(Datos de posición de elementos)

########

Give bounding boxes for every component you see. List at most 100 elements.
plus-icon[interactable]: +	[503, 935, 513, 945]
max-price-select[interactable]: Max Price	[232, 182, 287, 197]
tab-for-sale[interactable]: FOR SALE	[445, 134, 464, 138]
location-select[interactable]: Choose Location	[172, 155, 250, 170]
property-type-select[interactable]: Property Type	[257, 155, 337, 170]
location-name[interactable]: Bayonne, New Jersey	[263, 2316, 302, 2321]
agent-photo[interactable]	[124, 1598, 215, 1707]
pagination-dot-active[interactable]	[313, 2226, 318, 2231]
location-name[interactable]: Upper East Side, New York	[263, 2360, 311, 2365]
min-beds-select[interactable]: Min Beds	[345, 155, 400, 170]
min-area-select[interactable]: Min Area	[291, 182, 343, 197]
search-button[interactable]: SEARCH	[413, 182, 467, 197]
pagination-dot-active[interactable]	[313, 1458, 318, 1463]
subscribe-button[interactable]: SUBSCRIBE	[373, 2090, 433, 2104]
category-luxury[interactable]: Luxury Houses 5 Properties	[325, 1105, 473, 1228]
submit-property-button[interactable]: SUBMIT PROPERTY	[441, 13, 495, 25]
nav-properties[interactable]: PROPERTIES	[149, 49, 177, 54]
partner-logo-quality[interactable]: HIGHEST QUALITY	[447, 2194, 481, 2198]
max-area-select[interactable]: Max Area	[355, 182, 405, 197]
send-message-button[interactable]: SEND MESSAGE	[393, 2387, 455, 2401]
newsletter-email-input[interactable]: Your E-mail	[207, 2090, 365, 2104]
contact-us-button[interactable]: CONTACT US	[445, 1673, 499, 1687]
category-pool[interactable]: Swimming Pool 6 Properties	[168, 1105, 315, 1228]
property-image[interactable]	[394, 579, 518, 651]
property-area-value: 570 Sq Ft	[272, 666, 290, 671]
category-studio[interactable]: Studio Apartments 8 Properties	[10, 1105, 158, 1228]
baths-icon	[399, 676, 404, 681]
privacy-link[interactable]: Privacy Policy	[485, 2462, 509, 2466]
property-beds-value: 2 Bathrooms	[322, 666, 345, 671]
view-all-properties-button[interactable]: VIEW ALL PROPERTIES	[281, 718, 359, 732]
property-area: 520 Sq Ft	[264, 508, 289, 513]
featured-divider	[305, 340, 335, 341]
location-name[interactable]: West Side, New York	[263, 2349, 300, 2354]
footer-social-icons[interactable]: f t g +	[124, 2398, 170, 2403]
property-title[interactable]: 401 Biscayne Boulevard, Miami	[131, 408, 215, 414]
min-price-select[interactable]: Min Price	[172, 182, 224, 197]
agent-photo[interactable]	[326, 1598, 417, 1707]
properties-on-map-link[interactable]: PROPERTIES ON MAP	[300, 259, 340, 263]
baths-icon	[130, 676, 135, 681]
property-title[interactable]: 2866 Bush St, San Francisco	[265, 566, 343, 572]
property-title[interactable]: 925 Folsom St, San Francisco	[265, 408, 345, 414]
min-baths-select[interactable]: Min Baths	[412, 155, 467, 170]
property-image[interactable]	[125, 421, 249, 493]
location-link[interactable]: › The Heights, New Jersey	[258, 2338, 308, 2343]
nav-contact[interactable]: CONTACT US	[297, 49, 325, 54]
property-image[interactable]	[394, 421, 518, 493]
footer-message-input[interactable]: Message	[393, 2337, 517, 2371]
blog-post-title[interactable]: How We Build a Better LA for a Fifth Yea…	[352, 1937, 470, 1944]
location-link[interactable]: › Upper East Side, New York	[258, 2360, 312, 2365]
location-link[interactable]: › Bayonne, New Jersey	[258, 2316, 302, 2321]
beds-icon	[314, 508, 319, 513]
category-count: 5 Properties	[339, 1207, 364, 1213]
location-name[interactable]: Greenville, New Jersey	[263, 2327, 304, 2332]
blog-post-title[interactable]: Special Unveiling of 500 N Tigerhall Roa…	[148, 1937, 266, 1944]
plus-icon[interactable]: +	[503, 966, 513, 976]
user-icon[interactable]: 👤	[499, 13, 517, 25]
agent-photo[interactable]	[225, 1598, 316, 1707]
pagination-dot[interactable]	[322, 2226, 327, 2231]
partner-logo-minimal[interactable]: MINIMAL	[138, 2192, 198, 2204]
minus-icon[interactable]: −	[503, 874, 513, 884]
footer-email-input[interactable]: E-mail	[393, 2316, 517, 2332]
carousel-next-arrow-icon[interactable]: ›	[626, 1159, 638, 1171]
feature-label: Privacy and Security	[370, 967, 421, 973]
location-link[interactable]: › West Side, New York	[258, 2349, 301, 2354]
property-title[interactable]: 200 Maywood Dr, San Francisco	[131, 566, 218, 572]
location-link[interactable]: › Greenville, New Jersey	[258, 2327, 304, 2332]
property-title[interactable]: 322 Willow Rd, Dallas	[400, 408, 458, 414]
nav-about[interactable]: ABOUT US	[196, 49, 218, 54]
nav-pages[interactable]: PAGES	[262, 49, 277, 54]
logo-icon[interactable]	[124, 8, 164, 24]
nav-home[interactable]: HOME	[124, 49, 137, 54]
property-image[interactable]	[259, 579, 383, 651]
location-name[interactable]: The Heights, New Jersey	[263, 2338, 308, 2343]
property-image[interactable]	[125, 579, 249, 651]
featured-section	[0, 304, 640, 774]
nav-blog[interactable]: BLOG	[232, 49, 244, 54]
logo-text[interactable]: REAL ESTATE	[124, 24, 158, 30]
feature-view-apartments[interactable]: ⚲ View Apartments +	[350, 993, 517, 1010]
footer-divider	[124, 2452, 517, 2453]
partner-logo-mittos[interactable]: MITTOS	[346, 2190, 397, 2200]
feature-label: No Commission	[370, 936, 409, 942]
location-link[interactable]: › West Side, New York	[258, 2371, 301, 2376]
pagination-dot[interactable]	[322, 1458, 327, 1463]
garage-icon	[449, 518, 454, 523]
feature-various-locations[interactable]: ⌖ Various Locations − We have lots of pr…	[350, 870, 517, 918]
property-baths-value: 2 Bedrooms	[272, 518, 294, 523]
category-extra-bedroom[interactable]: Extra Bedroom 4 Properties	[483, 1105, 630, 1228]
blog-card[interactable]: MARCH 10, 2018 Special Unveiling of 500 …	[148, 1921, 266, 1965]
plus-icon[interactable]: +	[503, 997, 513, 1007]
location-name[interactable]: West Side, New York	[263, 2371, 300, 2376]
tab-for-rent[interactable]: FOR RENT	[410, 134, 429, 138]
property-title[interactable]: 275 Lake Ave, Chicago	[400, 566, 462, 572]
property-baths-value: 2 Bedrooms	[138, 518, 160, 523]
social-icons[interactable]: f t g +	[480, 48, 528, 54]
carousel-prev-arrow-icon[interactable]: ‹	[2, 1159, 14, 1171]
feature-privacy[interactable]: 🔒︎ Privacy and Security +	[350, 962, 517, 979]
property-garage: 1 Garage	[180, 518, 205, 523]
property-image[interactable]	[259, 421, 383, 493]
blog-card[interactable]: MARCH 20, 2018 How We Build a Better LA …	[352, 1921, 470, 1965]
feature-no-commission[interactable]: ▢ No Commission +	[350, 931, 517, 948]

########

TAREA ASIGNADA ▸
¿Puedes devolver todas las líneas del material anterior sin alterar nada en ellas?

EL RESULTADO ▸
Give bounding boxes for every component you see. List at most 100 elements.
plus-icon[interactable]: +	[503, 935, 513, 945]
max-price-select[interactable]: Max Price	[232, 182, 287, 197]
tab-for-sale[interactable]: FOR SALE	[445, 134, 464, 138]
location-select[interactable]: Choose Location	[172, 155, 250, 170]
property-type-select[interactable]: Property Type	[257, 155, 337, 170]
location-name[interactable]: Bayonne, New Jersey	[263, 2316, 302, 2321]
agent-photo[interactable]	[124, 1598, 215, 1707]
pagination-dot-active[interactable]	[313, 2226, 318, 2231]
location-name[interactable]: Upper East Side, New York	[263, 2360, 311, 2365]
min-beds-select[interactable]: Min Beds	[345, 155, 400, 170]
min-area-select[interactable]: Min Area	[291, 182, 343, 197]
search-button[interactable]: SEARCH	[413, 182, 467, 197]
pagination-dot-active[interactable]	[313, 1458, 318, 1463]
subscribe-button[interactable]: SUBSCRIBE	[373, 2090, 433, 2104]
category-luxury[interactable]: Luxury Houses 5 Properties	[325, 1105, 473, 1228]
submit-property-button[interactable]: SUBMIT PROPERTY	[441, 13, 495, 25]
nav-properties[interactable]: PROPERTIES	[149, 49, 177, 54]
partner-logo-quality[interactable]: HIGHEST QUALITY	[447, 2194, 481, 2198]
max-area-select[interactable]: Max Area	[355, 182, 405, 197]
send-message-button[interactable]: SEND MESSAGE	[393, 2387, 455, 2401]
newsletter-email-input[interactable]: Your E-mail	[207, 2090, 365, 2104]
contact-us-button[interactable]: CONTACT US	[445, 1673, 499, 1687]
category-pool[interactable]: Swimming Pool 6 Properties	[168, 1105, 315, 1228]
property-image[interactable]	[394, 579, 518, 651]
property-area-value: 570 Sq Ft	[272, 666, 290, 671]
category-studio[interactable]: Studio Apartments 8 Properties	[10, 1105, 158, 1228]
baths-icon	[399, 676, 404, 681]
privacy-link[interactable]: Privacy Policy	[485, 2462, 509, 2466]
property-beds-value: 2 Bathrooms	[322, 666, 345, 671]
view-all-properties-button[interactable]: VIEW ALL PROPERTIES	[281, 718, 359, 732]
property-area: 520 Sq Ft	[264, 508, 289, 513]
featured-divider	[305, 340, 335, 341]
location-name[interactable]: West Side, New York	[263, 2349, 300, 2354]
footer-social-icons[interactable]: f t g +	[124, 2398, 170, 2403]
property-title[interactable]: 401 Biscayne Boulevard, Miami	[131, 408, 215, 414]
min-price-select[interactable]: Min Price	[172, 182, 224, 197]
agent-photo[interactable]	[326, 1598, 417, 1707]
properties-on-map-link[interactable]: PROPERTIES ON MAP	[300, 259, 340, 263]
baths-icon	[130, 676, 135, 681]
property-title[interactable]: 2866 Bush St, San Francisco	[265, 566, 343, 572]
property-title[interactable]: 925 Folsom St, San Francisco	[265, 408, 345, 414]
min-baths-select[interactable]: Min Baths	[412, 155, 467, 170]
property-image[interactable]	[125, 421, 249, 493]
location-link[interactable]: › The Heights, New Jersey	[258, 2338, 308, 2343]
nav-contact[interactable]: CONTACT US	[297, 49, 325, 54]
property-image[interactable]	[394, 421, 518, 493]
footer-message-input[interactable]: Message	[393, 2337, 517, 2371]
blog-post-title[interactable]: How We Build a Better LA for a Fifth Yea…	[352, 1937, 470, 1944]
location-link[interactable]: › Upper East Side, New York	[258, 2360, 312, 2365]
location-link[interactable]: › Bayonne, New Jersey	[258, 2316, 302, 2321]
beds-icon	[314, 508, 319, 513]
category-count: 5 Properties	[339, 1207, 364, 1213]
location-name[interactable]: Greenville, New Jersey	[263, 2327, 304, 2332]
blog-post-title[interactable]: Special Unveiling of 500 N Tigerhall Roa…	[148, 1937, 266, 1944]
plus-icon[interactable]: +	[503, 966, 513, 976]
user-icon[interactable]: 👤	[499, 13, 517, 25]
agent-photo[interactable]	[225, 1598, 316, 1707]
pagination-dot[interactable]	[322, 2226, 327, 2231]
partner-logo-minimal[interactable]: MINIMAL	[138, 2192, 198, 2204]
minus-icon[interactable]: −	[503, 874, 513, 884]
footer-email-input[interactable]: E-mail	[393, 2316, 517, 2332]
carousel-next-arrow-icon[interactable]: ›	[626, 1159, 638, 1171]
feature-label: Privacy and Security	[370, 967, 421, 973]
location-link[interactable]: › West Side, New York	[258, 2349, 301, 2354]
property-title[interactable]: 200 Maywood Dr, San Francisco	[131, 566, 218, 572]
location-link[interactable]: › Greenville, New Jersey	[258, 2327, 304, 2332]
property-title[interactable]: 322 Willow Rd, Dallas	[400, 408, 458, 414]
nav-about[interactable]: ABOUT US	[196, 49, 218, 54]
nav-pages[interactable]: PAGES	[262, 49, 277, 54]
logo-icon[interactable]	[124, 8, 164, 24]
nav-home[interactable]: HOME	[124, 49, 137, 54]
property-image[interactable]	[259, 579, 383, 651]
location-name[interactable]: The Heights, New Jersey	[263, 2338, 308, 2343]
property-image[interactable]	[125, 579, 249, 651]
featured-section	[0, 304, 640, 774]
nav-blog[interactable]: BLOG	[232, 49, 244, 54]
logo-text[interactable]: REAL ESTATE	[124, 24, 158, 30]
feature-view-apartments[interactable]: ⚲ View Apartments +	[350, 993, 517, 1010]
footer-divider	[124, 2452, 517, 2453]
partner-logo-mittos[interactable]: MITTOS	[346, 2190, 397, 2200]
feature-label: No Commission	[370, 936, 409, 942]
location-link[interactable]: › West Side, New York	[258, 2371, 301, 2376]
pagination-dot[interactable]	[322, 1458, 327, 1463]
garage-icon	[449, 518, 454, 523]
feature-various-locations[interactable]: ⌖ Various Locations − We have lots of pr…	[350, 870, 517, 918]
property-baths-value: 2 Bedrooms	[272, 518, 294, 523]
category-extra-bedroom[interactable]: Extra Bedroom 4 Properties	[483, 1105, 630, 1228]
blog-card[interactable]: MARCH 10, 2018 Special Unveiling of 500 …	[148, 1921, 266, 1965]
plus-icon[interactable]: +	[503, 997, 513, 1007]
location-name[interactable]: West Side, New York	[263, 2371, 300, 2376]
tab-for-rent[interactable]: FOR RENT	[410, 134, 429, 138]
property-title[interactable]: 275 Lake Ave, Chicago	[400, 566, 462, 572]
property-baths-value: 2 Bedrooms	[138, 518, 160, 523]
social-icons[interactable]: f t g +	[480, 48, 528, 54]
carousel-prev-arrow-icon[interactable]: ‹	[2, 1159, 14, 1171]
feature-privacy[interactable]: 🔒︎ Privacy and Security +	[350, 962, 517, 979]
property-garage: 1 Garage	[180, 518, 205, 523]
property-image[interactable]	[259, 421, 383, 493]
blog-card[interactable]: MARCH 20, 2018 How We Build a Better LA …	[352, 1921, 470, 1965]
feature-no-commission[interactable]: ▢ No Commission +	[350, 931, 517, 948]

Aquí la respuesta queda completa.